Stated goal:
Leave out every picture, then transcribe the rest of the listing exactly.

Dataset records:

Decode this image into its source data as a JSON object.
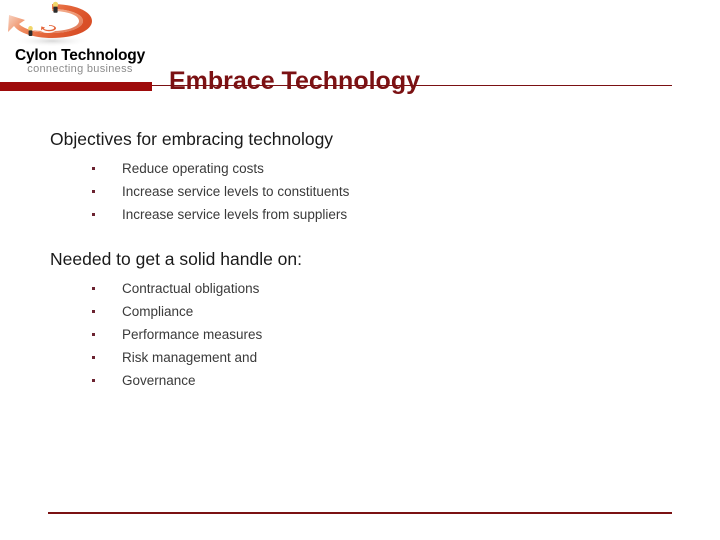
{
  "slide": {
    "title": "Embrace Technology",
    "logo": {
      "name": "Cylon Technology",
      "tagline": "connecting business",
      "mark_icon": "swoosh-ring-icon"
    },
    "colors": {
      "title": "#7b1113",
      "accent_bar": "#9e0b0b",
      "rule": "#7b1113",
      "heading_text": "#1a1a1a",
      "body_text": "#3a3a3a",
      "bullet_marker": "#6b2230",
      "logo_name": "#000000",
      "logo_tagline": "#8c8c8c",
      "background": "#ffffff"
    },
    "sections": [
      {
        "heading": "Objectives for embracing technology",
        "bullets": [
          "Reduce operating costs",
          "Increase service levels to constituents",
          "Increase service levels from suppliers"
        ]
      },
      {
        "heading": "Needed to get a solid handle on:",
        "bullets": [
          "Contractual obligations",
          "Compliance",
          "Performance measures",
          "Risk management and",
          "Governance"
        ]
      }
    ]
  }
}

Answer in full:
Decode this image into its source data as a JSON object.
{
  "slide": {
    "title": "Embrace Technology",
    "logo": {
      "name": "Cylon Technology",
      "tagline": "connecting business",
      "mark_icon": "swoosh-ring-icon"
    },
    "colors": {
      "title": "#7b1113",
      "accent_bar": "#9e0b0b",
      "rule": "#7b1113",
      "heading_text": "#1a1a1a",
      "body_text": "#3a3a3a",
      "bullet_marker": "#6b2230",
      "logo_name": "#000000",
      "logo_tagline": "#8c8c8c",
      "background": "#ffffff"
    },
    "sections": [
      {
        "heading": "Objectives for embracing technology",
        "bullets": [
          "Reduce operating costs",
          "Increase service levels to constituents",
          "Increase service levels from suppliers"
        ]
      },
      {
        "heading": "Needed to get a solid handle on:",
        "bullets": [
          "Contractual obligations",
          "Compliance",
          "Performance measures",
          "Risk management and",
          "Governance"
        ]
      }
    ]
  }
}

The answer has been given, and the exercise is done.